Copy the lines below as they are; omit the images they contain.

Records:
==*==
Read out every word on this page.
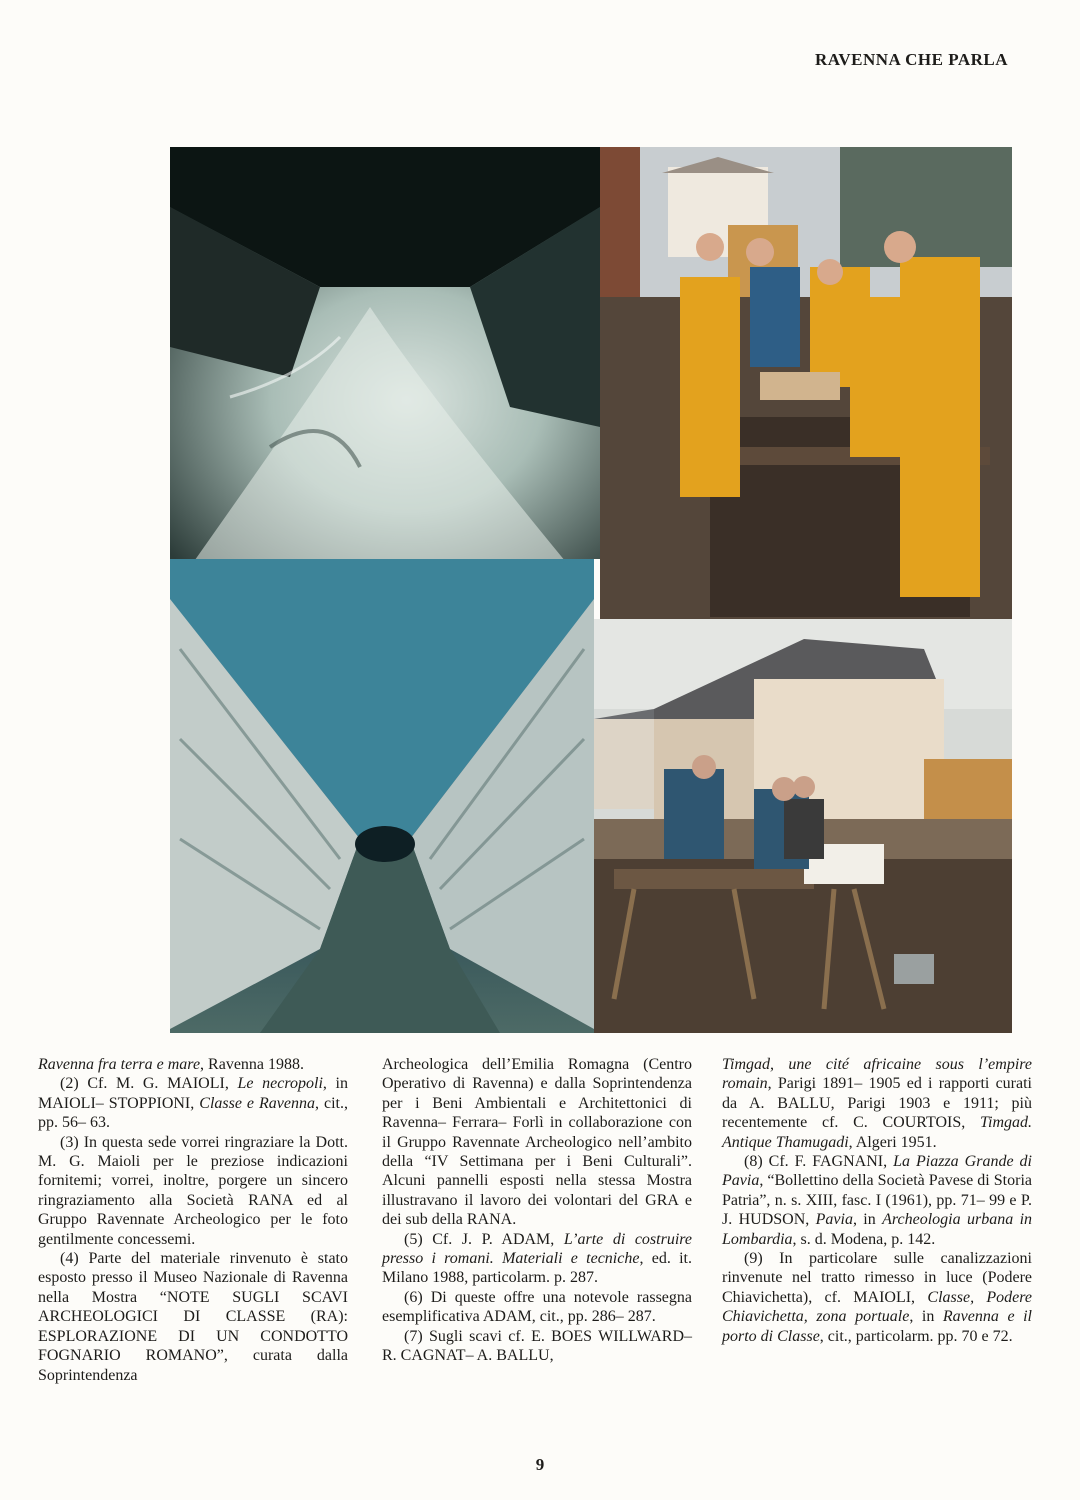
RAVENNA CHE PARLA

Ravenna fra terra e mare, Ravenna 1988.

(2) Cf. M. G. MAIOLI, Le necropoli, in MAIOLI– STOPPIONI, Classe e Ravenna, cit., pp. 56– 63.

(3) In questa sede vorrei ringraziare la Dott. M. G. Maioli per le preziose indicazioni fornitemi; vorrei, inoltre, porgere un sincero ringraziamento alla Società RANA ed al Gruppo Ravennate Archeologico per le foto gentilmente concessemi.

(4) Parte del materiale rinvenuto è stato esposto presso il Museo Nazionale di Ravenna nella Mostra “NOTE SUGLI SCAVI ARCHEOLOGICI DI CLASSE (RA): ESPLORAZIONE DI UN CONDOTTO FOGNARIO ROMANO”, curata dalla Soprintendenza

Archeologica dell’Emilia Romagna (Centro Operativo di Ravenna) e dalla Soprintendenza per i Beni Ambientali e Architettonici di Ravenna– Ferrara– Forlì in collaborazione con il Gruppo Ravennate Archeologico nell’ambito della “IV Settimana per i Beni Culturali”. Alcuni pannelli esposti nella stessa Mostra illustravano il lavoro dei volontari del GRA e dei sub della RANA.

(5) Cf. J. P. ADAM, L’arte di costruire presso i romani. Materiali e tecniche, ed. it. Milano 1988, particolarm. p. 287.

(6) Di queste offre una notevole rassegna esemplificativa ADAM, cit., pp. 286– 287.

(7) Sugli scavi cf. E. BOES WILLWARD– R. CAGNAT– A. BALLU,

Timgad, une cité africaine sous l’empire romain, Parigi 1891– 1905 ed i rapporti curati da A. BALLU, Parigi 1903 e 1911; più recentemente cf. C. COURTOIS, Timgad. Antique Thamugadi, Algeri 1951.

(8) Cf. F. FAGNANI, La Piazza Grande di Pavia, “Bollettino della Società Pavese di Storia Patria”, n. s. XIII, fasc. I (1961), pp. 71– 99 e P. J. HUDSON, Pavia, in Archeologia urbana in Lombardia, s. d. Modena, p. 142.

(9) In particolare sulle canalizzazioni rinvenute nel tratto rimesso in luce (Podere Chiavichetta), cf. MAIOLI, Classe, Podere Chiavichetta, zona portuale, in Ravenna e il porto di Classe, cit., particolarm. pp. 70 e 72.

9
==*==
*RESPONSE TO THIS TASK*
Read out every word on this page.
RAVENNA CHE PARLA

Ravenna fra terra e mare, Ravenna 1988.

(2) Cf. M. G. MAIOLI, Le necropoli, in MAIOLI– STOPPIONI, Classe e Ravenna, cit., pp. 56– 63.

(3) In questa sede vorrei ringraziare la Dott. M. G. Maioli per le preziose indicazioni fornitemi; vorrei, inoltre, porgere un sincero ringraziamento alla Società RANA ed al Gruppo Ravennate Archeologico per le foto gentilmente concessemi.

(4) Parte del materiale rinvenuto è stato esposto presso il Museo Nazionale di Ravenna nella Mostra “NOTE SUGLI SCAVI ARCHEOLOGICI DI CLASSE (RA): ESPLORAZIONE DI UN CONDOTTO FOGNARIO ROMANO”, curata dalla Soprintendenza

Archeologica dell’Emilia Romagna (Centro Operativo di Ravenna) e dalla Soprintendenza per i Beni Ambientali e Architettonici di Ravenna– Ferrara– Forlì in collaborazione con il Gruppo Ravennate Archeologico nell’ambito della “IV Settimana per i Beni Culturali”. Alcuni pannelli esposti nella stessa Mostra illustravano il lavoro dei volontari del GRA e dei sub della RANA.

(5) Cf. J. P. ADAM, L’arte di costruire presso i romani. Materiali e tecniche, ed. it. Milano 1988, particolarm. p. 287.

(6) Di queste offre una notevole rassegna esemplificativa ADAM, cit., pp. 286– 287.

(7) Sugli scavi cf. E. BOES WILLWARD– R. CAGNAT– A. BALLU,

Timgad, une cité africaine sous l’empire romain, Parigi 1891– 1905 ed i rapporti curati da A. BALLU, Parigi 1903 e 1911; più recentemente cf. C. COURTOIS, Timgad. Antique Thamugadi, Algeri 1951.

(8) Cf. F. FAGNANI, La Piazza Grande di Pavia, “Bollettino della Società Pavese di Storia Patria”, n. s. XIII, fasc. I (1961), pp. 71– 99 e P. J. HUDSON, Pavia, in Archeologia urbana in Lombardia, s. d. Modena, p. 142.

(9) In particolare sulle canalizzazioni rinvenute nel tratto rimesso in luce (Podere Chiavichetta), cf. MAIOLI, Classe, Podere Chiavichetta, zona portuale, in Ravenna e il porto di Classe, cit., particolarm. pp. 70 e 72.

9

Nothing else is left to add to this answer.